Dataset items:
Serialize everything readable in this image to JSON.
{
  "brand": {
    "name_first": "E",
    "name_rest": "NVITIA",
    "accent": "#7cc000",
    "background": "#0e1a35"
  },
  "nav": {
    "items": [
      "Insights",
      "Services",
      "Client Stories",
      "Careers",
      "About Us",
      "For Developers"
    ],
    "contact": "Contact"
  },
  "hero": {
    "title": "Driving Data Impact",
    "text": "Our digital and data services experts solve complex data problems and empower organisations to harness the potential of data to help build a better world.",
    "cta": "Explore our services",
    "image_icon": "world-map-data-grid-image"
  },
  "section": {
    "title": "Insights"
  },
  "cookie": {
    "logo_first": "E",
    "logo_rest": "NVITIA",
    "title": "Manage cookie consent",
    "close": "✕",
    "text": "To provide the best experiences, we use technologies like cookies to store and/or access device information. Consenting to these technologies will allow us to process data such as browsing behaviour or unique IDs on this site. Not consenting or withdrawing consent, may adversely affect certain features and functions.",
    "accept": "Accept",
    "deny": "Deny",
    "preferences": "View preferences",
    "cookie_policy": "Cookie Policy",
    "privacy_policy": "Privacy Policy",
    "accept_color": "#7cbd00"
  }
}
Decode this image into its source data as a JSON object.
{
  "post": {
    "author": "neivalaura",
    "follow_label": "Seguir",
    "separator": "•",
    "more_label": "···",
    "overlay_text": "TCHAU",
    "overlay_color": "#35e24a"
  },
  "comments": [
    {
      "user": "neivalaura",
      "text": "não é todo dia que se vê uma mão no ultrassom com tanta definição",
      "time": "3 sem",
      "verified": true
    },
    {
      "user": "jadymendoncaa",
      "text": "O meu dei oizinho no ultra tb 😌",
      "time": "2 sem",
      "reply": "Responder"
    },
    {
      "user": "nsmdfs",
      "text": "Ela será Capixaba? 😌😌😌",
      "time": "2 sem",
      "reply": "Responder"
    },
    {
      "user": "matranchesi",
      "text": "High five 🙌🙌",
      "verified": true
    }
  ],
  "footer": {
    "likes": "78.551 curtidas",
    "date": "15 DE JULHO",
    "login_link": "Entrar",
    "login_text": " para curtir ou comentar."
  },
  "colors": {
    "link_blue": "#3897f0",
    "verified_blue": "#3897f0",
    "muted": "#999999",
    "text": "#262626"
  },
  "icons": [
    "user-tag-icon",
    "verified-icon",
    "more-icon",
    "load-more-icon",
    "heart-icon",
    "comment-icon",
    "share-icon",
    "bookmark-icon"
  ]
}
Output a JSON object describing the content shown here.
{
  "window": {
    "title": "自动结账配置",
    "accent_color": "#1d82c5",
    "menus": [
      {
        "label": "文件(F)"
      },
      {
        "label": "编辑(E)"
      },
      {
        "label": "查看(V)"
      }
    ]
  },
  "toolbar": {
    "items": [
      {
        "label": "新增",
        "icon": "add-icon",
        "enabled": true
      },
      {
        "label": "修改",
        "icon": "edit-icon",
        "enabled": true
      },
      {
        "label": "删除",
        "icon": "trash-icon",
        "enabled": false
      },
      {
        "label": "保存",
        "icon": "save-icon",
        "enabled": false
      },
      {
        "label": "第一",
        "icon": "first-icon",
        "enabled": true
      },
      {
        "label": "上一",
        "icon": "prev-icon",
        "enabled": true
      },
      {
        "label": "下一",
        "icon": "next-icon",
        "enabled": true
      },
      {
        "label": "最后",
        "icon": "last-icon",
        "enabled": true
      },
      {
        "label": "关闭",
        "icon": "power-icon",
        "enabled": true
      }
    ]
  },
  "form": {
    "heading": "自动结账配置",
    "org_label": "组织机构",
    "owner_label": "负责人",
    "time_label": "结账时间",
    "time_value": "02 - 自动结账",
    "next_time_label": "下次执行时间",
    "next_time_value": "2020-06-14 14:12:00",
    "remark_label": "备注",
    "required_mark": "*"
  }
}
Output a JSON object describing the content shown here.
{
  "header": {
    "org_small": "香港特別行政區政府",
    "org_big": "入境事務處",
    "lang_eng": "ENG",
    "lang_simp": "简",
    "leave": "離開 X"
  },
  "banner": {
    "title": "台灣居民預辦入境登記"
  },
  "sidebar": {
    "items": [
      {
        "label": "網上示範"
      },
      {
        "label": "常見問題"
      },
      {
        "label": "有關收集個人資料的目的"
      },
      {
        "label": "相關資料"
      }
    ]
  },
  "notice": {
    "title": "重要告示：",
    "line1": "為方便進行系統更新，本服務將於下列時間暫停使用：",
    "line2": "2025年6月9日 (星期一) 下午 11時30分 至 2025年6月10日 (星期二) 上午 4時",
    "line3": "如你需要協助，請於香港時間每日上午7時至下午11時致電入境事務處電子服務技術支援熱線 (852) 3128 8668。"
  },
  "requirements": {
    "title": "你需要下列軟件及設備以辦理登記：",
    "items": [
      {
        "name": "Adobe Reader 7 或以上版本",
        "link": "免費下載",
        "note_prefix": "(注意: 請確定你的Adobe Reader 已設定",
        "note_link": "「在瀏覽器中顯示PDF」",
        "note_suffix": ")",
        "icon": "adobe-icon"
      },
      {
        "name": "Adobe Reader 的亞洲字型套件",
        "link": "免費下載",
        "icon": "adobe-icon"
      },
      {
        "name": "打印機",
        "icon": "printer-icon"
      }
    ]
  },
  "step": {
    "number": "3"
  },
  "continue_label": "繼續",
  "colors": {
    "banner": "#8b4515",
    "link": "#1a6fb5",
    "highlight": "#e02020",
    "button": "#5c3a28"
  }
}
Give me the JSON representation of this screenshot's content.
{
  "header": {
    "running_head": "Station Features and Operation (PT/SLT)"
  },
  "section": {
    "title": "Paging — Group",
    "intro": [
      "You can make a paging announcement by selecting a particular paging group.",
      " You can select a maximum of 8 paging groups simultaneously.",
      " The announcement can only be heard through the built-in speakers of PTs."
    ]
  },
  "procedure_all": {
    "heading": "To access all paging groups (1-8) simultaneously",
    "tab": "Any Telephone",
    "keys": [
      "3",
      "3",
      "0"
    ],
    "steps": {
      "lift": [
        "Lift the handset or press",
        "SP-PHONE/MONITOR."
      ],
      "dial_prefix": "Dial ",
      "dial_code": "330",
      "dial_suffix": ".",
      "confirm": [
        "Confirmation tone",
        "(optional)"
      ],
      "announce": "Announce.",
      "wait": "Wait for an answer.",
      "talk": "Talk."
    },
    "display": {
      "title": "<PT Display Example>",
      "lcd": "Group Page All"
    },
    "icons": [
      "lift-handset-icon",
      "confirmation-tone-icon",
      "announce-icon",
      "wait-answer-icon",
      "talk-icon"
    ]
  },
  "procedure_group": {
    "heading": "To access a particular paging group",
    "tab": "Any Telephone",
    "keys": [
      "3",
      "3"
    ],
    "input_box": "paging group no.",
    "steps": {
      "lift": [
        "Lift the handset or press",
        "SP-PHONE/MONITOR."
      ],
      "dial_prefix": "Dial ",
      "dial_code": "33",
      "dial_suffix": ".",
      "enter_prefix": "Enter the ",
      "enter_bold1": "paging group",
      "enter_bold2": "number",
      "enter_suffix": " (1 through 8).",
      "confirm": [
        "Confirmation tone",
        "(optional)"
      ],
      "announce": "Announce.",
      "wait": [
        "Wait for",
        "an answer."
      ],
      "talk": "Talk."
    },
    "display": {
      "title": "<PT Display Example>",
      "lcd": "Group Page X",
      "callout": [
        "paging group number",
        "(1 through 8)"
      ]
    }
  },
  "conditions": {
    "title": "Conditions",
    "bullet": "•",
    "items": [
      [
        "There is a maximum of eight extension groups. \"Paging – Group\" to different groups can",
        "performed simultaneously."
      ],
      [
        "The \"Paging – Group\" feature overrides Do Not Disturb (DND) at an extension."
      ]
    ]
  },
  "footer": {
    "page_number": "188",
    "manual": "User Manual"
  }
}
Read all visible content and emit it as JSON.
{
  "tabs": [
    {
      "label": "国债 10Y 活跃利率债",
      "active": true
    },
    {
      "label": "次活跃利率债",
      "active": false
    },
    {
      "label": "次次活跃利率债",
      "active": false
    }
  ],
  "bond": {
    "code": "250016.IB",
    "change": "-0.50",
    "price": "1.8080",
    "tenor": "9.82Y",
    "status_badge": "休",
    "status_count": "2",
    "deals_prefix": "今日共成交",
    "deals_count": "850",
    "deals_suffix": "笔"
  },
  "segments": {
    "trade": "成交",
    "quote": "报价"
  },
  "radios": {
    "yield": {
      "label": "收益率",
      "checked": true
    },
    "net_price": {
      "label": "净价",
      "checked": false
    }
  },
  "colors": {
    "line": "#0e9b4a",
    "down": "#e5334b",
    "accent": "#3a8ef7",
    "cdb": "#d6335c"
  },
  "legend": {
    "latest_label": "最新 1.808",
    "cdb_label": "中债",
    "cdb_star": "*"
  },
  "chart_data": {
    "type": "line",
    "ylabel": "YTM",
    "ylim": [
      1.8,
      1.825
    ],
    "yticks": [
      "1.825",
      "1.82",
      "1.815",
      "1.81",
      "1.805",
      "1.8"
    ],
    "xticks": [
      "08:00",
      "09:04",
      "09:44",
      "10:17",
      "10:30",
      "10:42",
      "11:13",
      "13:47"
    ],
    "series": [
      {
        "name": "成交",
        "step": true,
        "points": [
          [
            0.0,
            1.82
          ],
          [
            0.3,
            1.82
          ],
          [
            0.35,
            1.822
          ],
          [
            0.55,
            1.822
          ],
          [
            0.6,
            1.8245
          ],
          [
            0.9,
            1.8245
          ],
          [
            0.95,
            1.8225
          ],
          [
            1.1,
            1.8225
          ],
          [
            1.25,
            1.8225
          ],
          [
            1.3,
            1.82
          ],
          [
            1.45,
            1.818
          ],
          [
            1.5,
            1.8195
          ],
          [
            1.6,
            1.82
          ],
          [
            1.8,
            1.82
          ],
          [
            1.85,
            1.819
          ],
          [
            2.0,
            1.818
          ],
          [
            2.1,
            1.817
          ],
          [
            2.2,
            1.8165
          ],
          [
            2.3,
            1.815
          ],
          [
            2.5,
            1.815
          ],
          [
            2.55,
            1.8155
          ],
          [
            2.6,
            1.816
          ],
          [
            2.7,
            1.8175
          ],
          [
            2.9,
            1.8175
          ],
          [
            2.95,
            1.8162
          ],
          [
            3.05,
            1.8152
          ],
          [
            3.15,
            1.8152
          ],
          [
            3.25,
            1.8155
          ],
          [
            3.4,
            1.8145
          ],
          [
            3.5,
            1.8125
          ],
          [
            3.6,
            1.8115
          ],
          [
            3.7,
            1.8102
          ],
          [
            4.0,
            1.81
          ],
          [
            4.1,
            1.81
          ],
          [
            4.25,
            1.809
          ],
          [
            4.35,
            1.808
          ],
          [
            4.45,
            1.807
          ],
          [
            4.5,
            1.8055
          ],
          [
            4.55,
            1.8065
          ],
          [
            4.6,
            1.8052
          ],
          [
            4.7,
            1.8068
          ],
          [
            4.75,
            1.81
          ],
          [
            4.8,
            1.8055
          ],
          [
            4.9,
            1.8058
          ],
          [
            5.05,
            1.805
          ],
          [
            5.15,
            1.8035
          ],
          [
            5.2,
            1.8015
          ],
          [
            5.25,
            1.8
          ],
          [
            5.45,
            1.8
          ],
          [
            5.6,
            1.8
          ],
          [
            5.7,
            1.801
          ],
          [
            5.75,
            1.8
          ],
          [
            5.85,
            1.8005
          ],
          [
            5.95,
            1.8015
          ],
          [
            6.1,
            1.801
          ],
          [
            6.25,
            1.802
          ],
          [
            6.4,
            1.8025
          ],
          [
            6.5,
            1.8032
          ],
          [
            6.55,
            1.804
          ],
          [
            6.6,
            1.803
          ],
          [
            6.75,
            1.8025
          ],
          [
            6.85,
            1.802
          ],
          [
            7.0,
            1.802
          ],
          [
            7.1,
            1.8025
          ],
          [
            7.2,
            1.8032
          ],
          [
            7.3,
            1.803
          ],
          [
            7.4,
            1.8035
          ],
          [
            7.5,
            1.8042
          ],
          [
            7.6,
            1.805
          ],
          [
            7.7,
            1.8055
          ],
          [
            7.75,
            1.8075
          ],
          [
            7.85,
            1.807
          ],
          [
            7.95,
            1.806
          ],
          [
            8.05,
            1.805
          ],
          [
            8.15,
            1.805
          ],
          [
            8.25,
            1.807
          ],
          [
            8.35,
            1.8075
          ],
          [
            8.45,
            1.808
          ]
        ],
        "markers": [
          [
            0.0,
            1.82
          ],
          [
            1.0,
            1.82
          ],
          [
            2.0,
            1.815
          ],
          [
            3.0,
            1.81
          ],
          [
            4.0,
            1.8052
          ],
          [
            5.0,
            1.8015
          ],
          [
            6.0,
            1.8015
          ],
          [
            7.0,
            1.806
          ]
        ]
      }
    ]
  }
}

→ Problem to work on
Consider the entries above and return each line with the string "heading".

→ Exercise output
    "heading": "自动结账配置",
    "heading": "To access all paging groups (1-8) simultaneously",
    "heading": "To access a particular paging group",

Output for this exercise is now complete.